::: 文書 :::

下りた保険金で村田は借金を返済して、妻の渡辺梓と新生活を始め、大杉の方も村田の保険金の一部を妻子に送金し、土地を購入させ妻子の生活が成り立つようにしようとする。


その為に大杉は自身の浮気をでっち上げ、「その女性と一緒になりたい」と妻に離婚を申し出る。

そして料理のレシピを書き残し、娘の50歳の誕生日までの手紙を書いて、村田に託したのだった。
村田の方は弟に「妻の浮気相手を探して欲しい」と頼み、渡辺梓の後をつけさせて、相手が大杉蓮だと掴ませた上で、妻と弟の前で店舗に火を着け、自殺したかのように見せかけた。

 

半年前

本田が杉本の前に現れ、兄は「姉と浮気相手に殺された」と言ってきた。

1億円の生命保険目当てで、自殺に見せ掛けた保険金殺人だろうと。

 

事件後、大杉に成り代わった村田は梓と再婚して富山の魚津に住んでいたが、時々、大杉の妻子の様子を見に時々、京都まで出向いていた。

:::

◆ 課題一覧
• a. あらすじの中の次の一文を英語に訳してください：『その為に大杉は自身の浮気をでっち上げ、「その女性と一緒になりたい」と妻に離婚を申し出る。』
• b. あらすじを読んで、次の問いに答えてください。
(i) 生命保険の金額はいくらですか。
(ii) 事件後、村田は梓と再婚してどこに住んでいましたか。
(iii) 大杉は娘の何歳の誕生日までの手紙を書きましたか。
• c. あらすじの「そして料理のレシピを書き残し」から「1億円の生命保険目当てで、自殺に見せ掛けた保険金殺人だろうと。」までを、一字も変えずに書き写してください。
このデータは使わなくてもかまいません。

::: 表示データ :::

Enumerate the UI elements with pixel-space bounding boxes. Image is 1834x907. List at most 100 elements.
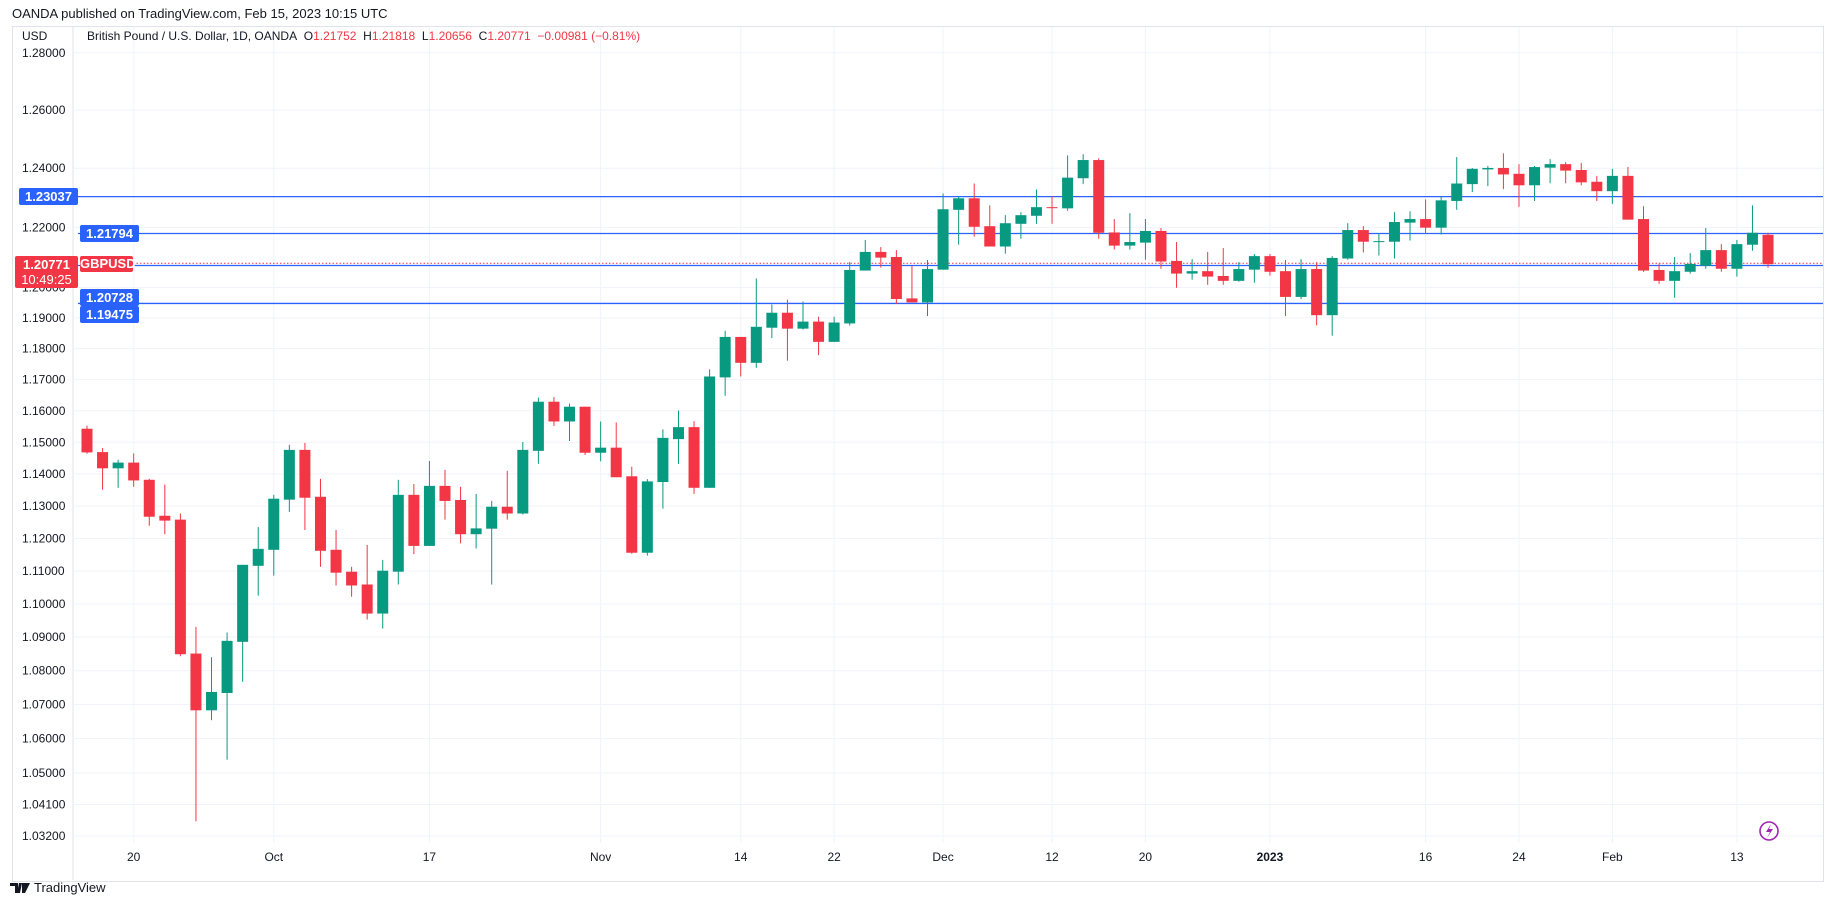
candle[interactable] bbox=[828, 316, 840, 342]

:::

◆ 解答まとめ
• a. To that end, Osugi fabricates an affair of his own and asks his wife for a divorce, saying, "I want to be with that woman."

• b.
(i) 1億円
(ii) 富山の魚津
(iii) 50歳

• c.
そして料理のレシピを書き残し、娘の50歳の誕生日までの手紙を書いて、村田に託したのだった。
村田の方は弟に「妻の浮気相手を探して欲しい」と頼み、渡辺梓の後をつけさせて、相手が大杉蓮だと掴ませた上で、妻と弟の前で店舗に火を着け、自殺したかのように見せかけた。

 

半年前

本田が杉本の前に現れ、兄は「姉と浮気相手に殺された」と言ってきた。

1億円の生命保険目当てで、自殺に見せ掛けた保険金殺人だろうと。